(Figure record listings)
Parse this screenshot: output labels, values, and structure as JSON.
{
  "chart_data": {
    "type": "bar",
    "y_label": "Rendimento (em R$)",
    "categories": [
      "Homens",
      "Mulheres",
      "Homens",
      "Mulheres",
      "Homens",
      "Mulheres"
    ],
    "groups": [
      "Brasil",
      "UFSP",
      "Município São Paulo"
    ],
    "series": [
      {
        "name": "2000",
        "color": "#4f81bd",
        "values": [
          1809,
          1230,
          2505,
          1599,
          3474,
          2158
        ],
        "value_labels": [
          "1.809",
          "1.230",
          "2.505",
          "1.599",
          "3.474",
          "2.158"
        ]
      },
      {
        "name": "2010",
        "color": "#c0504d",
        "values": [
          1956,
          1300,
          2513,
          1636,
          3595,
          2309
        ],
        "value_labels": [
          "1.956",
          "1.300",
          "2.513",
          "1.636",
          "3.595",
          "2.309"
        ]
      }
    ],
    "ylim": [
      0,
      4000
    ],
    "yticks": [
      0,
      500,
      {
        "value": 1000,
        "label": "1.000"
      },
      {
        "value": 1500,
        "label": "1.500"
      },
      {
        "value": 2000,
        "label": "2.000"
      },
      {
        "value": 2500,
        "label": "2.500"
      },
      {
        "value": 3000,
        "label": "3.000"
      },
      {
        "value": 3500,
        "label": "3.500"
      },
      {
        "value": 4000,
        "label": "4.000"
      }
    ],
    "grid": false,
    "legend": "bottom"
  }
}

TO BE DONE: Your task is to extract all of the records exactly.

FINISHED ANSWER:
Parse this screenshot: output labels, values, and structure as JSON.
{
  "chart_data": {
    "type": "bar",
    "y_label": "Rendimento (em R$)",
    "categories": [
      "Homens",
      "Mulheres",
      "Homens",
      "Mulheres",
      "Homens",
      "Mulheres"
    ],
    "groups": [
      "Brasil",
      "UFSP",
      "Município São Paulo"
    ],
    "series": [
      {
        "name": "2000",
        "color": "#4f81bd",
        "values": [
          1809,
          1230,
          2505,
          1599,
          3474,
          2158
        ],
        "value_labels": [
          "1.809",
          "1.230",
          "2.505",
          "1.599",
          "3.474",
          "2.158"
        ]
      },
      {
        "name": "2010",
        "color": "#c0504d",
        "values": [
          1956,
          1300,
          2513,
          1636,
          3595,
          2309
        ],
        "value_labels": [
          "1.956",
          "1.300",
          "2.513",
          "1.636",
          "3.595",
          "2.309"
        ]
      }
    ],
    "ylim": [
      0,
      4000
    ],
    "yticks": [
      0,
      500,
      {
        "value": 1000,
        "label": "1.000"
      },
      {
        "value": 1500,
        "label": "1.500"
      },
      {
        "value": 2000,
        "label": "2.000"
      },
      {
        "value": 2500,
        "label": "2.500"
      },
      {
        "value": 3000,
        "label": "3.000"
      },
      {
        "value": 3500,
        "label": "3.500"
      },
      {
        "value": 4000,
        "label": "4.000"
      }
    ],
    "grid": false,
    "legend": "bottom"
  }
}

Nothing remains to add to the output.